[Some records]
- - -
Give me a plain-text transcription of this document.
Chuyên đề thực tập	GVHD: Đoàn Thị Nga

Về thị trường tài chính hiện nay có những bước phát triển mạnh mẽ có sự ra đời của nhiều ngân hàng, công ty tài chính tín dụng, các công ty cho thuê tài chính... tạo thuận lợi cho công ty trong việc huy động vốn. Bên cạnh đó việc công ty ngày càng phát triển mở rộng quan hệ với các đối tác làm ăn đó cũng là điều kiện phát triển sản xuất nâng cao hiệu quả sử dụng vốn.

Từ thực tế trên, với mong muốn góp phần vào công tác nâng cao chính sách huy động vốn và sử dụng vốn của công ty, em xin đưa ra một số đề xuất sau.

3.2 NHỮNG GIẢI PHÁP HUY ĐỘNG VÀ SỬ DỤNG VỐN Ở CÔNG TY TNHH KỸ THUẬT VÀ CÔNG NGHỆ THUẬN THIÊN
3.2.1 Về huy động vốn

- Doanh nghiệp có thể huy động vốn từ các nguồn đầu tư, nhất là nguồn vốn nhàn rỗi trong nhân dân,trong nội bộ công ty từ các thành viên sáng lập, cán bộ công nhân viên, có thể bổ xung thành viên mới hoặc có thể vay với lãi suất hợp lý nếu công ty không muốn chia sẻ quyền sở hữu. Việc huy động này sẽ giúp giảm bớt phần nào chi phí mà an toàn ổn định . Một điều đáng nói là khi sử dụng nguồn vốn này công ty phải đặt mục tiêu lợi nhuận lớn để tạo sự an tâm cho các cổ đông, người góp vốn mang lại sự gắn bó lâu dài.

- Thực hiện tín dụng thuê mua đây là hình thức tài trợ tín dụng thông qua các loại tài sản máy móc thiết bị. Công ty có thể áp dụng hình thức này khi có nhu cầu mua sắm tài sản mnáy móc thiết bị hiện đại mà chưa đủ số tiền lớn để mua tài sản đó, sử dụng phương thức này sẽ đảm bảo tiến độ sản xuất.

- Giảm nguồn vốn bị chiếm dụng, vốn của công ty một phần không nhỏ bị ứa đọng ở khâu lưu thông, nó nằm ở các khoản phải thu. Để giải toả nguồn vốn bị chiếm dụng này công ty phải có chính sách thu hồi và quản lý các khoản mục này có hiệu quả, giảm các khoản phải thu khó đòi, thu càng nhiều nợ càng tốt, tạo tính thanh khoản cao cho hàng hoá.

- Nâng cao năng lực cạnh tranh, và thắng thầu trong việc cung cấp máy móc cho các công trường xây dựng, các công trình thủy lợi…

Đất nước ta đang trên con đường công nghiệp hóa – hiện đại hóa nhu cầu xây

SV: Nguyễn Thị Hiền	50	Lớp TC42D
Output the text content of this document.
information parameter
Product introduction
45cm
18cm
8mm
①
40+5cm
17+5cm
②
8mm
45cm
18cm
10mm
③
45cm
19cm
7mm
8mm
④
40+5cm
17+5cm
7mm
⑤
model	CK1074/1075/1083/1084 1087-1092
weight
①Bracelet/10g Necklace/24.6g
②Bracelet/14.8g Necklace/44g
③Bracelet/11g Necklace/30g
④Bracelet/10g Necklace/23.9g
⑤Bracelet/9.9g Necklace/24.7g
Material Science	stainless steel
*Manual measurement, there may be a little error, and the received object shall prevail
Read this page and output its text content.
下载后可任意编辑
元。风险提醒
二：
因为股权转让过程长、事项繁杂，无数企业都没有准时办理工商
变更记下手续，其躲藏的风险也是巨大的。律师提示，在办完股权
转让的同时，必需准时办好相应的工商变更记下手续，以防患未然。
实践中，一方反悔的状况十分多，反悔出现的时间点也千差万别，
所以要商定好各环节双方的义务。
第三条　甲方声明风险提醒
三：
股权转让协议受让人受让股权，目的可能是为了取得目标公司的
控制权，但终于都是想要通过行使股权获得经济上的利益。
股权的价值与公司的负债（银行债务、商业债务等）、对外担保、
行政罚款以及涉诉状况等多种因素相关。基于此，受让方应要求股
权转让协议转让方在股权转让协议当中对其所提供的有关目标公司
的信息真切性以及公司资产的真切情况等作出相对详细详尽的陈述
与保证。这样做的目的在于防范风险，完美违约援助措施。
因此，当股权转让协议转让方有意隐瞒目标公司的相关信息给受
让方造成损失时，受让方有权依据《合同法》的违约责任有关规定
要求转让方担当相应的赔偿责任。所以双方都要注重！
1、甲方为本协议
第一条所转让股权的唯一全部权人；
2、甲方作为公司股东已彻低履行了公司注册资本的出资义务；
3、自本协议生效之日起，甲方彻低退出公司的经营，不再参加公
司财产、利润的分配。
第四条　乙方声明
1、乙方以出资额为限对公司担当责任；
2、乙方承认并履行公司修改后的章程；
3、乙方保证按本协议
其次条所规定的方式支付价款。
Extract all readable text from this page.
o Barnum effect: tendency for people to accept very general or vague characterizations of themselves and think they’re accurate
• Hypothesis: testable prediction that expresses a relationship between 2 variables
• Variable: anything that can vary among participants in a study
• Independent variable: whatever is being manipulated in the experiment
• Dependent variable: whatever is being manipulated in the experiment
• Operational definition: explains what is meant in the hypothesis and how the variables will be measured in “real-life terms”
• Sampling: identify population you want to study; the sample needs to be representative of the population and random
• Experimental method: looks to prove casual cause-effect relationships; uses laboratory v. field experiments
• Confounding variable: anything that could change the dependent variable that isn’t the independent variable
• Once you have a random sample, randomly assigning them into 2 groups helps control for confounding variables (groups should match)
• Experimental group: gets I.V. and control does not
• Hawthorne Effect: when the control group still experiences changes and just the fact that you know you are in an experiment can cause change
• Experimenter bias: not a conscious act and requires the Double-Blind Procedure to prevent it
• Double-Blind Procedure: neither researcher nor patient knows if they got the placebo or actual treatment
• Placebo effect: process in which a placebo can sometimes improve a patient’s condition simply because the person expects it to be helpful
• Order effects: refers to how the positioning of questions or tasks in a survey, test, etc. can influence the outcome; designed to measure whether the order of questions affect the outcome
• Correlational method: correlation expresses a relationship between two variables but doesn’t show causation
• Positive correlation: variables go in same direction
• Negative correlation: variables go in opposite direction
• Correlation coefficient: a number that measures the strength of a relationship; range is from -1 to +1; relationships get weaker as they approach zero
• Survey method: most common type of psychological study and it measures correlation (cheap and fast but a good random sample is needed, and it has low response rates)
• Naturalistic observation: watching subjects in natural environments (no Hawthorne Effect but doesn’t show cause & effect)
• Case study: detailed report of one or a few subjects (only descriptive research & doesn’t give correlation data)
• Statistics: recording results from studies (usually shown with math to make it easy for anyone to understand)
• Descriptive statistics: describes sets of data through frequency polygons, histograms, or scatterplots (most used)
- - -
• _What you need to do_
Extract the complete data, matching each line exactly.

• _Answer below_
Give me a plain-text transcription of this document.
Chuyên đề thực tập	GVHD: Đoàn Thị Nga

Về thị trường tài chính hiện nay có những bước phát triển mạnh mẽ có sự ra đời của nhiều ngân hàng, công ty tài chính tín dụng, các công ty cho thuê tài chính... tạo thuận lợi cho công ty trong việc huy động vốn. Bên cạnh đó việc công ty ngày càng phát triển mở rộng quan hệ với các đối tác làm ăn đó cũng là điều kiện phát triển sản xuất nâng cao hiệu quả sử dụng vốn.

Từ thực tế trên, với mong muốn góp phần vào công tác nâng cao chính sách huy động vốn và sử dụng vốn của công ty, em xin đưa ra một số đề xuất sau.

3.2 NHỮNG GIẢI PHÁP HUY ĐỘNG VÀ SỬ DỤNG VỐN Ở CÔNG TY TNHH KỸ THUẬT VÀ CÔNG NGHỆ THUẬN THIÊN
3.2.1 Về huy động vốn

- Doanh nghiệp có thể huy động vốn từ các nguồn đầu tư, nhất là nguồn vốn nhàn rỗi trong nhân dân,trong nội bộ công ty từ các thành viên sáng lập, cán bộ công nhân viên, có thể bổ xung thành viên mới hoặc có thể vay với lãi suất hợp lý nếu công ty không muốn chia sẻ quyền sở hữu. Việc huy động này sẽ giúp giảm bớt phần nào chi phí mà an toàn ổn định . Một điều đáng nói là khi sử dụng nguồn vốn này công ty phải đặt mục tiêu lợi nhuận lớn để tạo sự an tâm cho các cổ đông, người góp vốn mang lại sự gắn bó lâu dài.

- Thực hiện tín dụng thuê mua đây là hình thức tài trợ tín dụng thông qua các loại tài sản máy móc thiết bị. Công ty có thể áp dụng hình thức này khi có nhu cầu mua sắm tài sản mnáy móc thiết bị hiện đại mà chưa đủ số tiền lớn để mua tài sản đó, sử dụng phương thức này sẽ đảm bảo tiến độ sản xuất.

- Giảm nguồn vốn bị chiếm dụng, vốn của công ty một phần không nhỏ bị ứa đọng ở khâu lưu thông, nó nằm ở các khoản phải thu. Để giải toả nguồn vốn bị chiếm dụng này công ty phải có chính sách thu hồi và quản lý các khoản mục này có hiệu quả, giảm các khoản phải thu khó đòi, thu càng nhiều nợ càng tốt, tạo tính thanh khoản cao cho hàng hoá.

- Nâng cao năng lực cạnh tranh, và thắng thầu trong việc cung cấp máy móc cho các công trường xây dựng, các công trình thủy lợi…

Đất nước ta đang trên con đường công nghiệp hóa – hiện đại hóa nhu cầu xây

SV: Nguyễn Thị Hiền	50	Lớp TC42D
Output the text content of this document.
information parameter
Product introduction
45cm
18cm
8mm
①
40+5cm
17+5cm
②
8mm
45cm
18cm
10mm
③
45cm
19cm
7mm
8mm
④
40+5cm
17+5cm
7mm
⑤
model	CK1074/1075/1083/1084 1087-1092
weight
①Bracelet/10g Necklace/24.6g
②Bracelet/14.8g Necklace/44g
③Bracelet/11g Necklace/30g
④Bracelet/10g Necklace/23.9g
⑤Bracelet/9.9g Necklace/24.7g
Material Science	stainless steel
*Manual measurement, there may be a little error, and the received object shall prevail
Read this page and output its text content.
下载后可任意编辑
元。风险提醒
二：
因为股权转让过程长、事项繁杂，无数企业都没有准时办理工商
变更记下手续，其躲藏的风险也是巨大的。律师提示，在办完股权
转让的同时，必需准时办好相应的工商变更记下手续，以防患未然。
实践中，一方反悔的状况十分多，反悔出现的时间点也千差万别，
所以要商定好各环节双方的义务。
第三条　甲方声明风险提醒
三：
股权转让协议受让人受让股权，目的可能是为了取得目标公司的
控制权，但终于都是想要通过行使股权获得经济上的利益。
股权的价值与公司的负债（银行债务、商业债务等）、对外担保、
行政罚款以及涉诉状况等多种因素相关。基于此，受让方应要求股
权转让协议转让方在股权转让协议当中对其所提供的有关目标公司
的信息真切性以及公司资产的真切情况等作出相对详细详尽的陈述
与保证。这样做的目的在于防范风险，完美违约援助措施。
因此，当股权转让协议转让方有意隐瞒目标公司的相关信息给受
让方造成损失时，受让方有权依据《合同法》的违约责任有关规定
要求转让方担当相应的赔偿责任。所以双方都要注重！
1、甲方为本协议
第一条所转让股权的唯一全部权人；
2、甲方作为公司股东已彻低履行了公司注册资本的出资义务；
3、自本协议生效之日起，甲方彻低退出公司的经营，不再参加公
司财产、利润的分配。
第四条　乙方声明
1、乙方以出资额为限对公司担当责任；
2、乙方承认并履行公司修改后的章程；
3、乙方保证按本协议
其次条所规定的方式支付价款。
Extract all readable text from this page.
o Barnum effect: tendency for people to accept very general or vague characterizations of themselves and think they’re accurate
• Hypothesis: testable prediction that expresses a relationship between 2 variables
• Variable: anything that can vary among participants in a study
• Independent variable: whatever is being manipulated in the experiment
• Dependent variable: whatever is being manipulated in the experiment
• Operational definition: explains what is meant in the hypothesis and how the variables will be measured in “real-life terms”
• Sampling: identify population you want to study; the sample needs to be representative of the population and random
• Experimental method: looks to prove casual cause-effect relationships; uses laboratory v. field experiments
• Confounding variable: anything that could change the dependent variable that isn’t the independent variable
• Once you have a random sample, randomly assigning them into 2 groups helps control for confounding variables (groups should match)
• Experimental group: gets I.V. and control does not
• Hawthorne Effect: when the control group still experiences changes and just the fact that you know you are in an experiment can cause change
• Experimenter bias: not a conscious act and requires the Double-Blind Procedure to prevent it
• Double-Blind Procedure: neither researcher nor patient knows if they got the placebo or actual treatment
• Placebo effect: process in which a placebo can sometimes improve a patient’s condition simply because the person expects it to be helpful
• Order effects: refers to how the positioning of questions or tasks in a survey, test, etc. can influence the outcome; designed to measure whether the order of questions affect the outcome
• Correlational method: correlation expresses a relationship between two variables but doesn’t show causation
• Positive correlation: variables go in same direction
• Negative correlation: variables go in opposite direction
• Correlation coefficient: a number that measures the strength of a relationship; range is from -1 to +1; relationships get weaker as they approach zero
• Survey method: most common type of psychological study and it measures correlation (cheap and fast but a good random sample is needed, and it has low response rates)
• Naturalistic observation: watching subjects in natural environments (no Hawthorne Effect but doesn’t show cause & effect)
• Case study: detailed report of one or a few subjects (only descriptive research & doesn’t give correlation data)
• Statistics: recording results from studies (usually shown with math to make it easy for anyone to understand)
• Descriptive statistics: describes sets of data through frequency polygons, histograms, or scatterplots (most used)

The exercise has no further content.